■ Exercise prompt: Search the listing below for the word "THERE" and copy each line that holds it.

■ Records supplied:
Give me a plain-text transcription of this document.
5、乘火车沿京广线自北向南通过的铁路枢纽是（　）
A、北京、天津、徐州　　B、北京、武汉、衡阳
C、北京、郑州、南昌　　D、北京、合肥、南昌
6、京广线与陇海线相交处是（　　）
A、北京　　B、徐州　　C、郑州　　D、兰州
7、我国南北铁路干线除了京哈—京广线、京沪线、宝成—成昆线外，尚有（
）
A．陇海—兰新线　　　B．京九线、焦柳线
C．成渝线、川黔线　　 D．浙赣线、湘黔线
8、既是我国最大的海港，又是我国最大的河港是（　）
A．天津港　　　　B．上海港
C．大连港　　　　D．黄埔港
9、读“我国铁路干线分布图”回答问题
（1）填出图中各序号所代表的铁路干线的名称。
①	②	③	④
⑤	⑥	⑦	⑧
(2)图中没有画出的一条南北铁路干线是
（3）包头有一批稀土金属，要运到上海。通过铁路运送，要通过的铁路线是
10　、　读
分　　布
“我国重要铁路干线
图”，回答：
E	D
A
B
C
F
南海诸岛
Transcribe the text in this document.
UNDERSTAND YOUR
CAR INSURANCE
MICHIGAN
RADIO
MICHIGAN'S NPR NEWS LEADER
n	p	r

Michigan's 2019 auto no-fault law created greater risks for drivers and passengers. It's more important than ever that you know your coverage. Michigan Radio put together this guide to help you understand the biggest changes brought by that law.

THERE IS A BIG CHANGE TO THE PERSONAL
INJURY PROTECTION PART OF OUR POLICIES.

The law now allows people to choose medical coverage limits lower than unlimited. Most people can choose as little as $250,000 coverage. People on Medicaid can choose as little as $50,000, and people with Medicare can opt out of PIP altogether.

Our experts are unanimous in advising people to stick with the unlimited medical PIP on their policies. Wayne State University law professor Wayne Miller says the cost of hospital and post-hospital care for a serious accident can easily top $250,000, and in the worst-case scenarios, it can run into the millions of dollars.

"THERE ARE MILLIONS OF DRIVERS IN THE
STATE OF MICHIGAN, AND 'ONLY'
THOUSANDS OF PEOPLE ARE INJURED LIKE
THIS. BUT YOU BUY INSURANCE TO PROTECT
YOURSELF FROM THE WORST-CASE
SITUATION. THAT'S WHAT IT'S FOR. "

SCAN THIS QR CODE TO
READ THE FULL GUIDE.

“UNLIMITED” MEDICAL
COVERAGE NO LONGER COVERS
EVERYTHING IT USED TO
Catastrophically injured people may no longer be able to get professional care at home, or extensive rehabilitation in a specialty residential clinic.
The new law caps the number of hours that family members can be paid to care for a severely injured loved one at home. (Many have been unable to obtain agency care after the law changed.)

■ Task solution:
THERE IS A BIG CHANGE TO THE PERSONAL
"THERE ARE MILLIONS OF DRIVERS IN THE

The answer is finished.